**RECORDS SUPPLIED:**
• • • • • • •
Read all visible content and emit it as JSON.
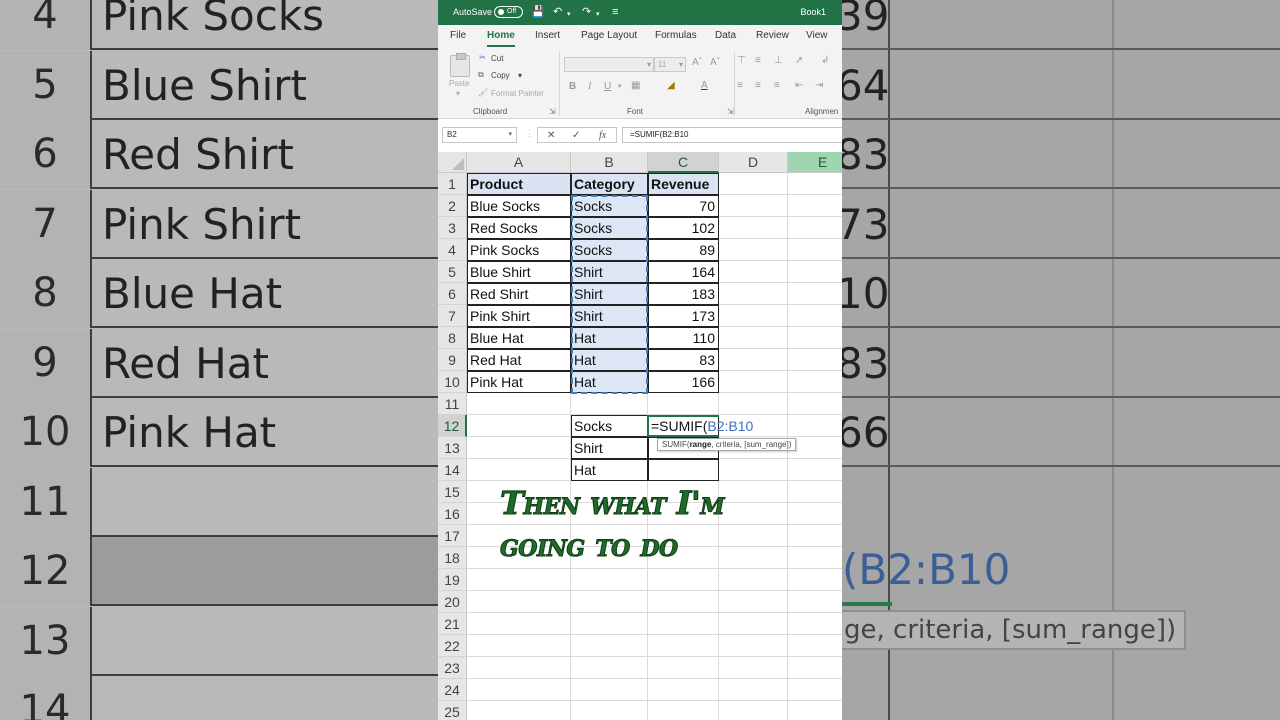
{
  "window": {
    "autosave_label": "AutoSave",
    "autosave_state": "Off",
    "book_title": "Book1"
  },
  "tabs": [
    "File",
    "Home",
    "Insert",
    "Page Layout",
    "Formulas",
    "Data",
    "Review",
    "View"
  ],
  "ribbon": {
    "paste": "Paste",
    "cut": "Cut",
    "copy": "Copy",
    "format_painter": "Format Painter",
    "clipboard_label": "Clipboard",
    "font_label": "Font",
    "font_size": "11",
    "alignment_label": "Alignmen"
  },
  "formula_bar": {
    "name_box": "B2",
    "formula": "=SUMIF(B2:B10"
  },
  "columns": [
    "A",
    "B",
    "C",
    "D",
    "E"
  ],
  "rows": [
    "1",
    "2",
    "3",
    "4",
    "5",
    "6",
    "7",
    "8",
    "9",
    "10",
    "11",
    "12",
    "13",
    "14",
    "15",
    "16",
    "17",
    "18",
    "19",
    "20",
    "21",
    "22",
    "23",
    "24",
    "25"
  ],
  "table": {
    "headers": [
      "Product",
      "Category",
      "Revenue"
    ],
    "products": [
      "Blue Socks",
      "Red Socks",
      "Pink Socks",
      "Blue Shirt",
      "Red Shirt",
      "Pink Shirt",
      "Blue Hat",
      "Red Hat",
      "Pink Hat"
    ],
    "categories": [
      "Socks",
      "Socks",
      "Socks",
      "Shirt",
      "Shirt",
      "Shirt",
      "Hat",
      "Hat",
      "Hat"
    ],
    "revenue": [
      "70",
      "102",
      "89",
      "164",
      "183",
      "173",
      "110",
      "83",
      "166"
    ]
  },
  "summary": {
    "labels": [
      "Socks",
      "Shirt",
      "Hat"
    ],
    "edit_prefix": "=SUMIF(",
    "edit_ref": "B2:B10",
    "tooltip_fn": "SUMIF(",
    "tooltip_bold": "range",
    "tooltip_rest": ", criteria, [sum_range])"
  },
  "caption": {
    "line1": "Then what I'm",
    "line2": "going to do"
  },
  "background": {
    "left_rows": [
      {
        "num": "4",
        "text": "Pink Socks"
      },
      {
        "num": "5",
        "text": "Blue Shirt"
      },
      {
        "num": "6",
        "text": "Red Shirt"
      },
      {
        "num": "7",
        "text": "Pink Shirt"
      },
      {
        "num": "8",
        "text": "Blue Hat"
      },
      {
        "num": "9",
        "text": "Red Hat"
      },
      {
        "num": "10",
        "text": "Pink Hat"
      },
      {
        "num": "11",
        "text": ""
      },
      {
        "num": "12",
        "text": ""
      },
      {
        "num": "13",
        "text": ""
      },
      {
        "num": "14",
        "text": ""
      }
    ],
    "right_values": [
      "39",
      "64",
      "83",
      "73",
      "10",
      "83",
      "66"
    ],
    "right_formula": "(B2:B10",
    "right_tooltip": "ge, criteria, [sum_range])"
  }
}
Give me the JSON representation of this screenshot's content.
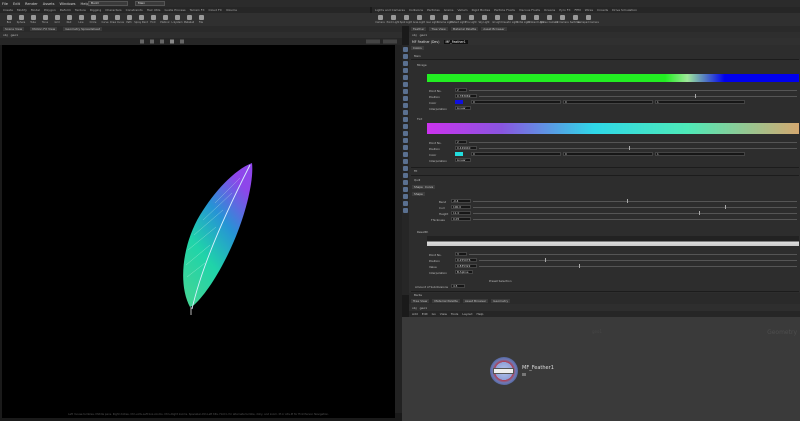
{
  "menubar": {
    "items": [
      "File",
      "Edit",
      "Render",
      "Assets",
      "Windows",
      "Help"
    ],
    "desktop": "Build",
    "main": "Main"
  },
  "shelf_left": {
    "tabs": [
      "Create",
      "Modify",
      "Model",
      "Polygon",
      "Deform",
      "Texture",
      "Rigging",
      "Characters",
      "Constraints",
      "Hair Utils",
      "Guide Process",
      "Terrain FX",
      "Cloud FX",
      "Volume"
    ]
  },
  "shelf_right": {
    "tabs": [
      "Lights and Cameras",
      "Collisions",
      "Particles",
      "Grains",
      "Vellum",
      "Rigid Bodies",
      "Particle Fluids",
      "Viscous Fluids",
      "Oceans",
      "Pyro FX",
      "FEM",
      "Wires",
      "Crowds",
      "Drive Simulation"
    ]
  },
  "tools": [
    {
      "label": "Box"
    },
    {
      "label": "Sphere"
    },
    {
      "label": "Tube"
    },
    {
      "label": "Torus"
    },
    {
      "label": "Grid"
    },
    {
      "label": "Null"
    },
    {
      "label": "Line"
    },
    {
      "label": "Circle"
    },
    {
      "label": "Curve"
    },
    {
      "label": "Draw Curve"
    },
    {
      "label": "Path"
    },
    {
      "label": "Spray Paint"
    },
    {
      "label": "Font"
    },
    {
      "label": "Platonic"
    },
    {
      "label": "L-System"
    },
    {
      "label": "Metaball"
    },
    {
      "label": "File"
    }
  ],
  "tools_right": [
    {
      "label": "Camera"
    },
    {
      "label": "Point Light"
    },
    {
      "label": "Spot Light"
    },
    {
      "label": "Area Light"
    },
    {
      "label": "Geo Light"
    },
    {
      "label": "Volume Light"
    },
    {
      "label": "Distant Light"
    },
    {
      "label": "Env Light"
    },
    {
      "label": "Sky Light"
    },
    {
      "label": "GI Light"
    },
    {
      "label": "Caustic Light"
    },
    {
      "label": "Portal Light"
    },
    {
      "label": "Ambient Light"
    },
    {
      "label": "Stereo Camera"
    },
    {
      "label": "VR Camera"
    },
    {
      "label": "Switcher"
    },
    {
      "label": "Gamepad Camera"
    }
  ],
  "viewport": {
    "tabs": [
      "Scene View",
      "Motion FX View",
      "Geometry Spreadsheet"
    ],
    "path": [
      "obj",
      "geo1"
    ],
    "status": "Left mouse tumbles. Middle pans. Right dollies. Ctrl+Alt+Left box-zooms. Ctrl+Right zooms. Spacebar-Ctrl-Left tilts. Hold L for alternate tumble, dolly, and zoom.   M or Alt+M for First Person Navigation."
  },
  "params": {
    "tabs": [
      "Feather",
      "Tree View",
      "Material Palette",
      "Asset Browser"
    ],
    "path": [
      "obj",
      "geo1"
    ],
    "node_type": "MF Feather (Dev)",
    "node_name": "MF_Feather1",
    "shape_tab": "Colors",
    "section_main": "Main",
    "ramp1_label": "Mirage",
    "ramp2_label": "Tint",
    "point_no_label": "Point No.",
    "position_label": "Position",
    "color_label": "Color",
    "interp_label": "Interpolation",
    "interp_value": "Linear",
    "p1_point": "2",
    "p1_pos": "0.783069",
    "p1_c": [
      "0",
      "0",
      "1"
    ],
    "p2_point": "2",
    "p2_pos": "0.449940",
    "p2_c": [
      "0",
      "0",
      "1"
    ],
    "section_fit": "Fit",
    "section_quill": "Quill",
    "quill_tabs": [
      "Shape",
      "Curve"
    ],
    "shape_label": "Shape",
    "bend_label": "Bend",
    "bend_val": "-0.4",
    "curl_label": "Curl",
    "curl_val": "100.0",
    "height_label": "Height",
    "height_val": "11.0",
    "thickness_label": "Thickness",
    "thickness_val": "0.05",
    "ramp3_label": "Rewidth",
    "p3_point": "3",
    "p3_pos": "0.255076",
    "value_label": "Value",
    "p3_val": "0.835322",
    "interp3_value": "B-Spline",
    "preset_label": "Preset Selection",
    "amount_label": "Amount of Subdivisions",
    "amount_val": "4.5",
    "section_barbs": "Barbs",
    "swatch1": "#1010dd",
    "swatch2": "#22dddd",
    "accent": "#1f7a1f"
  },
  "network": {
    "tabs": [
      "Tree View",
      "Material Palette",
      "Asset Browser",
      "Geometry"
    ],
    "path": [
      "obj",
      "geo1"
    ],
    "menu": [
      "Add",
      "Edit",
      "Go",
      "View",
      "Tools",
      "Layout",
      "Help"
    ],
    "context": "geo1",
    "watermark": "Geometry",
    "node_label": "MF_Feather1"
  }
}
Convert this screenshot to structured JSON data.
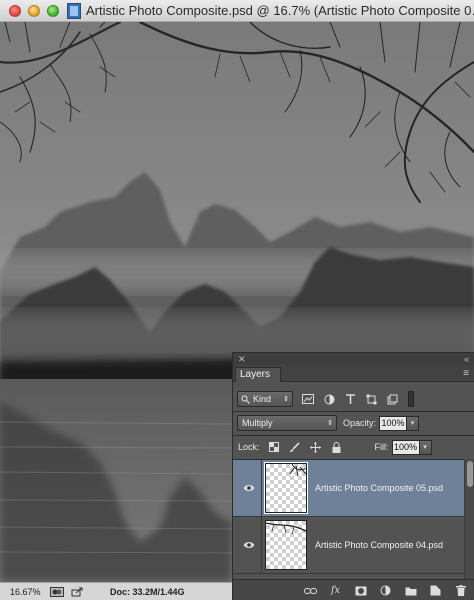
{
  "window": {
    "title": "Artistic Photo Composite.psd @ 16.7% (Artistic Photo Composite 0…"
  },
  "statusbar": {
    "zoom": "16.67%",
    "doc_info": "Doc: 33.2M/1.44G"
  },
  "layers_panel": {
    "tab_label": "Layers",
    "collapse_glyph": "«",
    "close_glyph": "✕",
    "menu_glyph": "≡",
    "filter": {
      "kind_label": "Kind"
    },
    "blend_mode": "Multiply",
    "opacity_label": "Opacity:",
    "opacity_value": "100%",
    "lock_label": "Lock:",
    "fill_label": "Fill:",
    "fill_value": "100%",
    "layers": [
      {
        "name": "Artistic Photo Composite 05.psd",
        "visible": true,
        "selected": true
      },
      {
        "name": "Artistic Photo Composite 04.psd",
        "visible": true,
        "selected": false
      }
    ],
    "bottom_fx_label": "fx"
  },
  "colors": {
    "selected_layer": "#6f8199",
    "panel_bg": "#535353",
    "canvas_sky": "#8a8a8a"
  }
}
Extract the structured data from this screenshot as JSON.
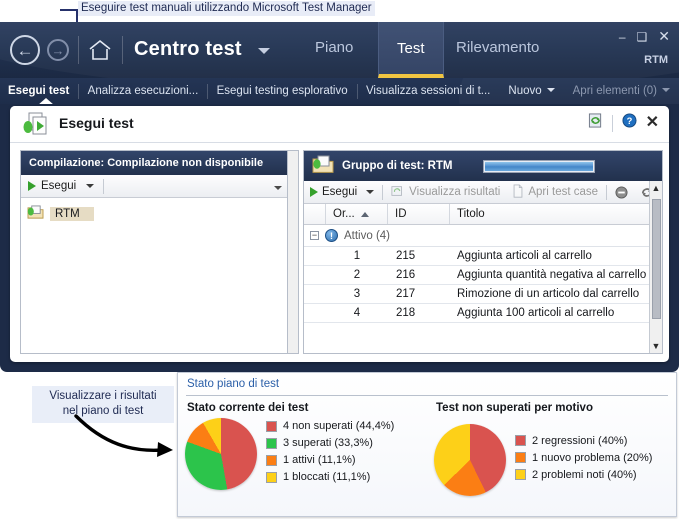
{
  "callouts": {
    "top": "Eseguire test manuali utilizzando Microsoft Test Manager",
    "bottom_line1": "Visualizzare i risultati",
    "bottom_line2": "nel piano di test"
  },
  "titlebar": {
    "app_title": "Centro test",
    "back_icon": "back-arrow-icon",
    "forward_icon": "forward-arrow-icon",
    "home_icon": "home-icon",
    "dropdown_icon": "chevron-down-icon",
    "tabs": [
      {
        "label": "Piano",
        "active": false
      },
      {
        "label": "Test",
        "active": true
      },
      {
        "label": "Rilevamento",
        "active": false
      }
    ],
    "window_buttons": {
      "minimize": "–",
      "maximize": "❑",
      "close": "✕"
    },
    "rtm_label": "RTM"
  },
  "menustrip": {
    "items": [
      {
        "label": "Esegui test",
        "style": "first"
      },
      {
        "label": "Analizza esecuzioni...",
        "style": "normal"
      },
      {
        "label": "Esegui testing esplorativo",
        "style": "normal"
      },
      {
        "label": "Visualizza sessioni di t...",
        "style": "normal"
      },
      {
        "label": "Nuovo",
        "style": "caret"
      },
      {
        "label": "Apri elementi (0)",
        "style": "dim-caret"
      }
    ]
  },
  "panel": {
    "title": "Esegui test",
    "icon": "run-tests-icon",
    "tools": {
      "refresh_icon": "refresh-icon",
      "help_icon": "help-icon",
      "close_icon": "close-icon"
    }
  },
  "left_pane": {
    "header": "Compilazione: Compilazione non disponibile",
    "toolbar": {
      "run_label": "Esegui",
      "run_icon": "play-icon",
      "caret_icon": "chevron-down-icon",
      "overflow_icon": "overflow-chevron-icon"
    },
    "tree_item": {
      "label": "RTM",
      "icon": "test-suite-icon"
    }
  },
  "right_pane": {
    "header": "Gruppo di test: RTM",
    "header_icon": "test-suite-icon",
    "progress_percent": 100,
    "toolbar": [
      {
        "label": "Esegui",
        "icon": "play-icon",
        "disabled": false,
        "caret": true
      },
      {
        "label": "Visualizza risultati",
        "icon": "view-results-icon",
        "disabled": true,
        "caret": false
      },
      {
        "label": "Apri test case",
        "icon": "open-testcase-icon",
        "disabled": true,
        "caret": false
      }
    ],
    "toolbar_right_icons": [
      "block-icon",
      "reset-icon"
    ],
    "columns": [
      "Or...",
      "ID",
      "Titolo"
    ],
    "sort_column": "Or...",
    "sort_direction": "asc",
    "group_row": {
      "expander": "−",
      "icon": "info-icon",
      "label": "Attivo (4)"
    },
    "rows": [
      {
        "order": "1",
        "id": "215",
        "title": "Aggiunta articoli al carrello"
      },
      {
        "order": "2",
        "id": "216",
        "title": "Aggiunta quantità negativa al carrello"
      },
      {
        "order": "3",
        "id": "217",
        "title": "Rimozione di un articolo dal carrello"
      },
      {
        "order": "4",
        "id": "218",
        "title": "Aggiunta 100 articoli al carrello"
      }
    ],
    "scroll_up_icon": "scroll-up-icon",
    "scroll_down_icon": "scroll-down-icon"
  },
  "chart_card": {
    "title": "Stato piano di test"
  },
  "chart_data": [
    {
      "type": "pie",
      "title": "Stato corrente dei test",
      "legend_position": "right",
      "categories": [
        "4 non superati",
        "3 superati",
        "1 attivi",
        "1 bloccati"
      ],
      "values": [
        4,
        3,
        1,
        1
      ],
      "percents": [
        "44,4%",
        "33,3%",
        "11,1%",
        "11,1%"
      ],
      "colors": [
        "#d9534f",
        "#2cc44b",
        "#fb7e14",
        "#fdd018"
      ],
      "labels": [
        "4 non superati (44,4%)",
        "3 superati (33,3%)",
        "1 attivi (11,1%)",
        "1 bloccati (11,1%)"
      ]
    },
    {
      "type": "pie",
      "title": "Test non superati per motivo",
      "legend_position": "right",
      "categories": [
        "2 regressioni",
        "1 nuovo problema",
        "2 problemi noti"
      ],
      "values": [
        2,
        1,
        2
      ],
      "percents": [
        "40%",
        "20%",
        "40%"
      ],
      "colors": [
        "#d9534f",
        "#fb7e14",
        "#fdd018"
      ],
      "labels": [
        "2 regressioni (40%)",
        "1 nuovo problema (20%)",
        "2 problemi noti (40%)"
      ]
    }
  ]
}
• • • • • • •
**WORK INSTRUCTIONS:**
Search the listing for the word "true" and return each line that holds it.

**OUTPUT OF THE TASK:**
        "visible": true,
        "selected": true
        "visible": true,
        "active": true
        "caret": true
        "disabled": true,
        "disabled": true,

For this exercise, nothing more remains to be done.